Data entries
★ ★ ★

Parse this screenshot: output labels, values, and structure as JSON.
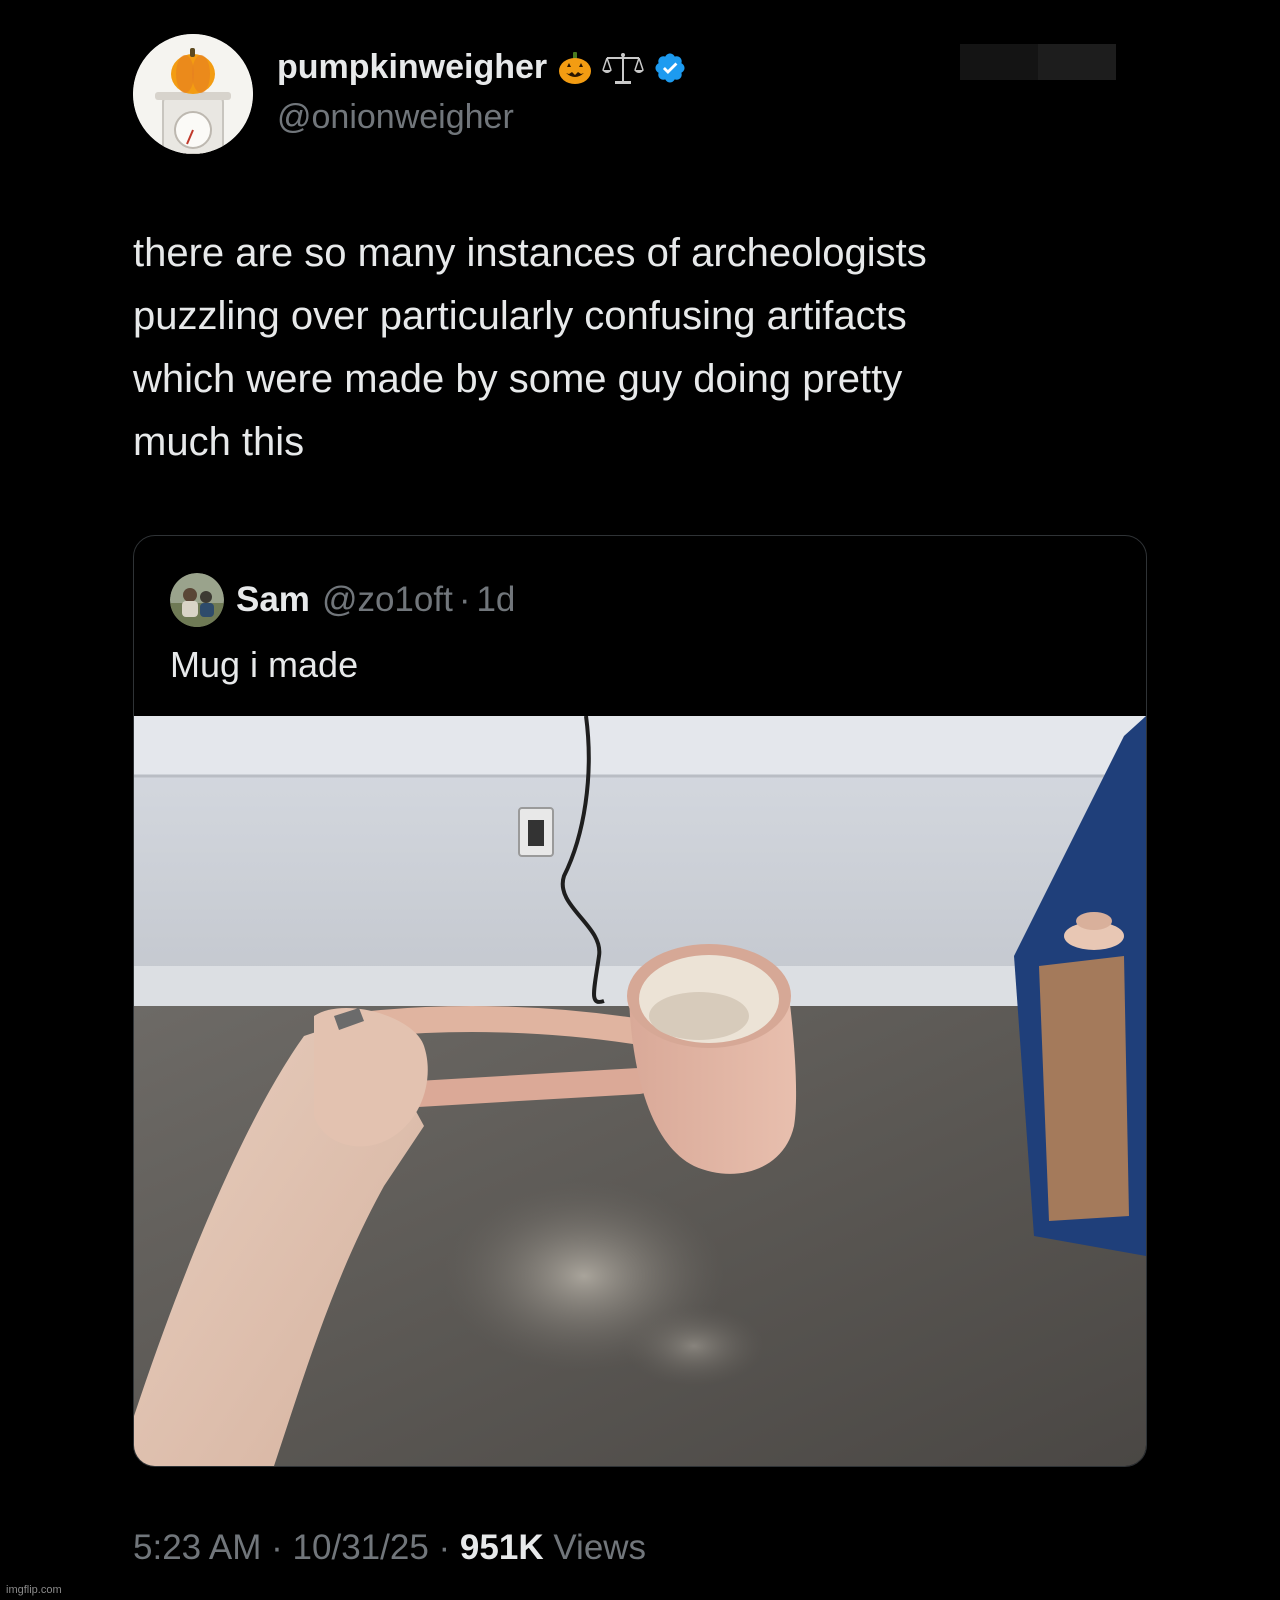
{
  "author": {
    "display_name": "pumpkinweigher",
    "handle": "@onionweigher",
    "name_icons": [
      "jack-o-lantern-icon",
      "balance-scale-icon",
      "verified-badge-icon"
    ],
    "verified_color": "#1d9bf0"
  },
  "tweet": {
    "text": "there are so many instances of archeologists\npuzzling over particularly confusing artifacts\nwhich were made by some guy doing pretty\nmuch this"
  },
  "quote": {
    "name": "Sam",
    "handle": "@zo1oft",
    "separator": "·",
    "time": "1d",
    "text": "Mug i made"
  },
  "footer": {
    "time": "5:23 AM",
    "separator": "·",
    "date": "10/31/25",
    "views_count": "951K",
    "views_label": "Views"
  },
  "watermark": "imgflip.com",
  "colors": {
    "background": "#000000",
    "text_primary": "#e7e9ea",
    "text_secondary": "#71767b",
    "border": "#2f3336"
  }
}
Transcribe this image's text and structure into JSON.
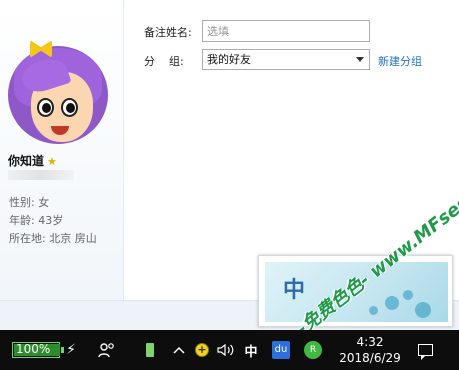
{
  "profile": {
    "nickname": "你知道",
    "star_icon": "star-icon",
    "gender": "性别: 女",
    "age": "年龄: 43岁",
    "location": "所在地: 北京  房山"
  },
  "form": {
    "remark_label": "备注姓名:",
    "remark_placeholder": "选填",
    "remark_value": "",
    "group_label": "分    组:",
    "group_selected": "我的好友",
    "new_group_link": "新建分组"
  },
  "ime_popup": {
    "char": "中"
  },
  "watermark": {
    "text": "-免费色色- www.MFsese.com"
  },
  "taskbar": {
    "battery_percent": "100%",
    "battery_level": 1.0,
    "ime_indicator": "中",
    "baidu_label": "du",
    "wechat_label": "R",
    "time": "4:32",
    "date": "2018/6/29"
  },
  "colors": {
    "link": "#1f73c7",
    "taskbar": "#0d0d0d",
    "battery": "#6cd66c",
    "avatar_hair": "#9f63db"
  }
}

★ ★ ★

Written exercise -> Leaving aside the images, write out the entries above word for word.

Output ->
Parse this screenshot: output labels, values, and structure as JSON.
{
  "author": {
    "display_name": "pumpkinweigher",
    "handle": "@onionweigher",
    "name_icons": [
      "jack-o-lantern-icon",
      "balance-scale-icon",
      "verified-badge-icon"
    ],
    "verified_color": "#1d9bf0"
  },
  "tweet": {
    "text": "there are so many instances of archeologists\npuzzling over particularly confusing artifacts\nwhich were made by some guy doing pretty\nmuch this"
  },
  "quote": {
    "name": "Sam",
    "handle": "@zo1oft",
    "separator": "·",
    "time": "1d",
    "text": "Mug i made"
  },
  "footer": {
    "time": "5:23 AM",
    "separator": "·",
    "date": "10/31/25",
    "views_count": "951K",
    "views_label": "Views"
  },
  "watermark": "imgflip.com",
  "colors": {
    "background": "#000000",
    "text_primary": "#e7e9ea",
    "text_secondary": "#71767b",
    "border": "#2f3336"
  }
}
Transcribe this image's text and structure into JSON.
{
  "profile": {
    "nickname": "你知道",
    "star_icon": "star-icon",
    "gender": "性别: 女",
    "age": "年龄: 43岁",
    "location": "所在地: 北京  房山"
  },
  "form": {
    "remark_label": "备注姓名:",
    "remark_placeholder": "选填",
    "remark_value": "",
    "group_label": "分    组:",
    "group_selected": "我的好友",
    "new_group_link": "新建分组"
  },
  "ime_popup": {
    "char": "中"
  },
  "watermark": {
    "text": "-免费色色- www.MFsese.com"
  },
  "taskbar": {
    "battery_percent": "100%",
    "battery_level": 1.0,
    "ime_indicator": "中",
    "baidu_label": "du",
    "wechat_label": "R",
    "time": "4:32",
    "date": "2018/6/29"
  },
  "colors": {
    "link": "#1f73c7",
    "taskbar": "#0d0d0d",
    "battery": "#6cd66c",
    "avatar_hair": "#9f63db"
  }
}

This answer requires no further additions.